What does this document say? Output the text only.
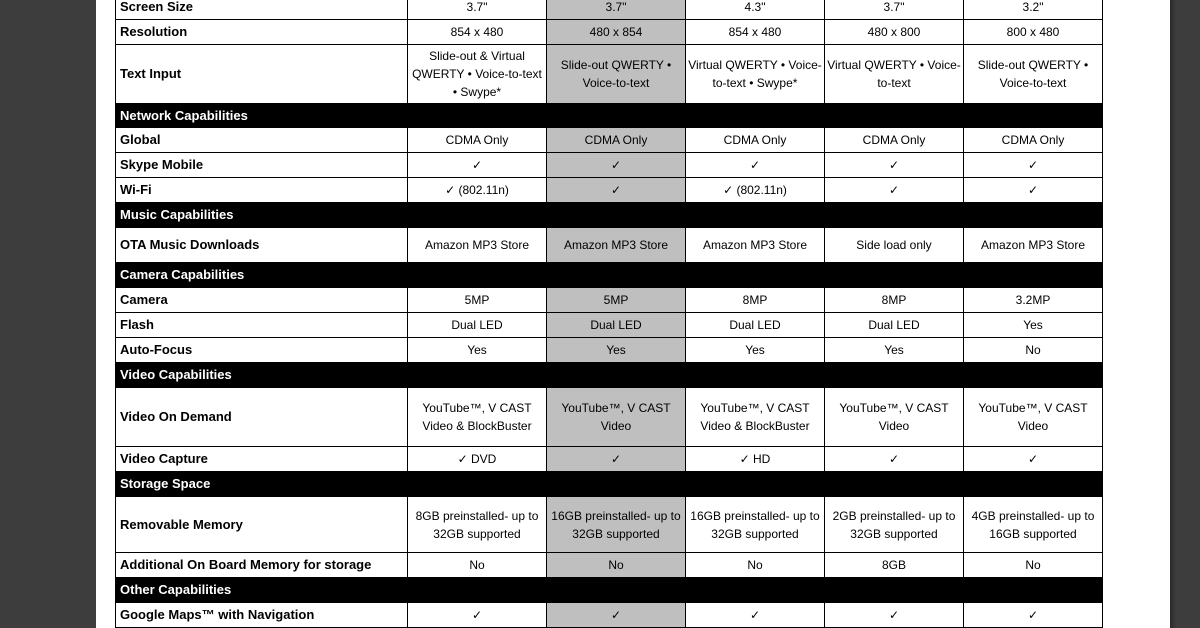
Screen Size	3.7"	3.7"	4.3"	3.7"	3.2"
Resolution	854 x 480	480 x 854	854 x 480	480 x 800	800 x 480
Text Input	Slide-out & Virtual QWERTY • Voice-to-text • Swype*	Slide-out QWERTY • Voice-to-text	Virtual QWERTY • Voice-to-text • Swype*	Virtual QWERTY • Voice-to-text	Slide-out QWERTY • Voice-to-text
Network Capabilities					
Global	CDMA Only	CDMA Only	CDMA Only	CDMA Only	CDMA Only
Skype Mobile	✓	✓	✓	✓	✓
Wi-Fi	✓ (802.11n)	✓	✓ (802.11n)	✓	✓
Music Capabilities					
OTA Music Downloads	Amazon MP3 Store	Amazon MP3 Store	Amazon MP3 Store	Side load only	Amazon MP3 Store
Camera Capabilities					
Camera	5MP	5MP	8MP	8MP	3.2MP
Flash	Dual LED	Dual LED	Dual LED	Dual LED	Yes
Auto-Focus	Yes	Yes	Yes	Yes	No
Video Capabilities					
Video On Demand	YouTube™, V CAST Video & BlockBuster	YouTube™, V CAST Video	YouTube™, V CAST Video & BlockBuster	YouTube™, V CAST Video	YouTube™, V CAST Video
Video Capture	✓ DVD	✓	✓ HD	✓	✓
Storage Space					
Removable Memory	8GB preinstalled- up to 32GB supported	16GB preinstalled- up to 32GB supported	16GB preinstalled- up to 32GB supported	2GB preinstalled- up to 32GB supported	4GB preinstalled- up to 16GB supported
Additional On Board Memory for storage	No	No	No	8GB	No
Other Capabilities					
Google Maps™ with Navigation	✓	✓	✓	✓	✓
☆ ☆ ☆ ☆
Go through the listing above and write it out again exactly, dropping the pictures.

#### Response to the task
What does this document say? Output the text only.
Screen Size	3.7"	3.7"	4.3"	3.7"	3.2"
Resolution	854 x 480	480 x 854	854 x 480	480 x 800	800 x 480
Text Input	Slide-out & Virtual QWERTY • Voice-to-text • Swype*	Slide-out QWERTY • Voice-to-text	Virtual QWERTY • Voice-to-text • Swype*	Virtual QWERTY • Voice-to-text	Slide-out QWERTY • Voice-to-text
Network Capabilities					
Global	CDMA Only	CDMA Only	CDMA Only	CDMA Only	CDMA Only
Skype Mobile	✓	✓	✓	✓	✓
Wi-Fi	✓ (802.11n)	✓	✓ (802.11n)	✓	✓
Music Capabilities					
OTA Music Downloads	Amazon MP3 Store	Amazon MP3 Store	Amazon MP3 Store	Side load only	Amazon MP3 Store
Camera Capabilities					
Camera	5MP	5MP	8MP	8MP	3.2MP
Flash	Dual LED	Dual LED	Dual LED	Dual LED	Yes
Auto-Focus	Yes	Yes	Yes	Yes	No
Video Capabilities					
Video On Demand	YouTube™, V CAST Video & BlockBuster	YouTube™, V CAST Video	YouTube™, V CAST Video & BlockBuster	YouTube™, V CAST Video	YouTube™, V CAST Video
Video Capture	✓ DVD	✓	✓ HD	✓	✓
Storage Space					
Removable Memory	8GB preinstalled- up to 32GB supported	16GB preinstalled- up to 32GB supported	16GB preinstalled- up to 32GB supported	2GB preinstalled- up to 32GB supported	4GB preinstalled- up to 16GB supported
Additional On Board Memory for storage	No	No	No	8GB	No
Other Capabilities					
Google Maps™ with Navigation	✓	✓	✓	✓	✓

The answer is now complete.